**Work to complete**
All lines featuring the string "select" are to be listed.

Figure dataset records
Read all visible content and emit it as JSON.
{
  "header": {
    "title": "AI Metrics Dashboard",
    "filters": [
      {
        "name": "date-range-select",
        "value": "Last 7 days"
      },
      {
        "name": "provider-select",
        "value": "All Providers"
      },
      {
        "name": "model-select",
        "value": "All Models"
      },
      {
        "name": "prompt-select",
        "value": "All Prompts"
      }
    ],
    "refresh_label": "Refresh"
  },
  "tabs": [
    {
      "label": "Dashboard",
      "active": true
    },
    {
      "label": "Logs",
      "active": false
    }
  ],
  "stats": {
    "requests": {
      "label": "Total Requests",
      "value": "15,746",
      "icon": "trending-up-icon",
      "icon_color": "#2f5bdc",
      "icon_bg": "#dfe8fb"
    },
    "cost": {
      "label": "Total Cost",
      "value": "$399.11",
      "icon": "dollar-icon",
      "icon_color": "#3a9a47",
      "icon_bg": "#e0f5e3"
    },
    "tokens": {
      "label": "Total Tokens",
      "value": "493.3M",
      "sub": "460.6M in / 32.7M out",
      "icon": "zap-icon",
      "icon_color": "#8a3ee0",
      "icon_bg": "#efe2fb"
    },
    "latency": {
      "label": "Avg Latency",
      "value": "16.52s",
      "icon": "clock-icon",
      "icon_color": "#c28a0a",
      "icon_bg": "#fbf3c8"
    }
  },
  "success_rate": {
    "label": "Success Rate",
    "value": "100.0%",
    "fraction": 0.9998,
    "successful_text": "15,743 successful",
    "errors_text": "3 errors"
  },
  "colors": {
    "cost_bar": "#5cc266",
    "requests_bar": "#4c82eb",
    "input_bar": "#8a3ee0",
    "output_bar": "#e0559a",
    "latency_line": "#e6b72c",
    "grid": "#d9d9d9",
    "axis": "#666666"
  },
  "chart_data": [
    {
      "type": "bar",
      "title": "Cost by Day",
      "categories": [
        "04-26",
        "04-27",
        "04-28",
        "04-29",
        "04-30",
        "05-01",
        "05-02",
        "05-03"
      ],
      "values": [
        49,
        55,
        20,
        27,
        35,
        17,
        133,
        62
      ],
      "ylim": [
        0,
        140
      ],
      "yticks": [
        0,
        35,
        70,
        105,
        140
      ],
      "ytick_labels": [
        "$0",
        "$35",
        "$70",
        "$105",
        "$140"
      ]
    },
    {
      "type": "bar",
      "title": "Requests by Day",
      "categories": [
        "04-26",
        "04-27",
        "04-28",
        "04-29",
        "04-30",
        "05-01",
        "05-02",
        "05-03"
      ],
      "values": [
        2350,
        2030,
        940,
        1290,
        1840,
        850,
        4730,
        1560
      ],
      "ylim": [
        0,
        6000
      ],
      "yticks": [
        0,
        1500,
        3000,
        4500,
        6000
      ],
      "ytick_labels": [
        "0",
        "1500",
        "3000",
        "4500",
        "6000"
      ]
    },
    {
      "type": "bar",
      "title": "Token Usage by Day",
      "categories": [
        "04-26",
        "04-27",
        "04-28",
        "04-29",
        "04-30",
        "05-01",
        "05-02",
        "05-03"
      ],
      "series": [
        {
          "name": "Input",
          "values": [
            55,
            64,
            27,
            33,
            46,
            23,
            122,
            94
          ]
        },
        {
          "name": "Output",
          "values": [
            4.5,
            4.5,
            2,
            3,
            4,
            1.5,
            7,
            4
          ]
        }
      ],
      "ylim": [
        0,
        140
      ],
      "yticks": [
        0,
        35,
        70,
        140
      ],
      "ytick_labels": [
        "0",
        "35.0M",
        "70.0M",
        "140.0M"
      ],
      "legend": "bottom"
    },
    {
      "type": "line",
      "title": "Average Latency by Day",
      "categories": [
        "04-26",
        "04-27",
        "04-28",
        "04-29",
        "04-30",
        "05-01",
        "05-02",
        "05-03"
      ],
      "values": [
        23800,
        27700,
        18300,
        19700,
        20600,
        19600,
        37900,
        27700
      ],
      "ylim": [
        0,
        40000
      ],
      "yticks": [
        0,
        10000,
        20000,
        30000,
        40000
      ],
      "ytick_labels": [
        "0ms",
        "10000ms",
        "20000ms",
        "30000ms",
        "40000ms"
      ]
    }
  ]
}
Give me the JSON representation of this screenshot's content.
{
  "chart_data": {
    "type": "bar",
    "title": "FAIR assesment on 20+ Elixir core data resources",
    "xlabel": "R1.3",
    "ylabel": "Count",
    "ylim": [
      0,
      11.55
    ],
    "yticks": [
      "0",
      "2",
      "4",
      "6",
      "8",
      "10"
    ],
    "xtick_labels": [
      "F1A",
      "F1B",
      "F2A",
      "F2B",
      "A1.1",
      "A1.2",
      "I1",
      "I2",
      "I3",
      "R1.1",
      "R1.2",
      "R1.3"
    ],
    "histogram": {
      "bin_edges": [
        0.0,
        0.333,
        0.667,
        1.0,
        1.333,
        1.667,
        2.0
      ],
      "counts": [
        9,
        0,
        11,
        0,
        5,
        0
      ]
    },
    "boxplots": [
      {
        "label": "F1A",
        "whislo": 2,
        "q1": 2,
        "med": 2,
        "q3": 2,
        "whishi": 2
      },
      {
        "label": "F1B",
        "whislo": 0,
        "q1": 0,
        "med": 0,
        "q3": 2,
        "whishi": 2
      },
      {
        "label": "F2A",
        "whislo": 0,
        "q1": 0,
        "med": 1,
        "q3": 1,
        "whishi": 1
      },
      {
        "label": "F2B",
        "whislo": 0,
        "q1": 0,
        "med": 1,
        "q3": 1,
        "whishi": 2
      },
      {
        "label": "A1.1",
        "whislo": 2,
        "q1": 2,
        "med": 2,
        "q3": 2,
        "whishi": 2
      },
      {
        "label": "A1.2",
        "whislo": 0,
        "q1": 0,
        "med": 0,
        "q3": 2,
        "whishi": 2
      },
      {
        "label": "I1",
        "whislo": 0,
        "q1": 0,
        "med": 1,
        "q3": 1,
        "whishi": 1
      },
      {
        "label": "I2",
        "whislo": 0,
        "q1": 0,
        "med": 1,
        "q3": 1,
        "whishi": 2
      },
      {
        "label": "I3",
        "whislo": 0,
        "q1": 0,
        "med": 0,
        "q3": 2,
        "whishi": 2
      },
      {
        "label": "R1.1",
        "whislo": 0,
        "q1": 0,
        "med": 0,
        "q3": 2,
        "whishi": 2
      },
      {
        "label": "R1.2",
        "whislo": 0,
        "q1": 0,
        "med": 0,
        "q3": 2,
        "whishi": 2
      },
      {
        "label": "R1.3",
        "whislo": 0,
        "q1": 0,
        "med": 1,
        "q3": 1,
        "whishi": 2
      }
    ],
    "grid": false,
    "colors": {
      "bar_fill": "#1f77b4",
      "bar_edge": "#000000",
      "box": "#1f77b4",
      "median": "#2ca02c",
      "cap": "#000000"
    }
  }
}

**Output of the task**
        "name": "date-range-select",
        "name": "provider-select",
        "name": "model-select",
        "name": "prompt-select",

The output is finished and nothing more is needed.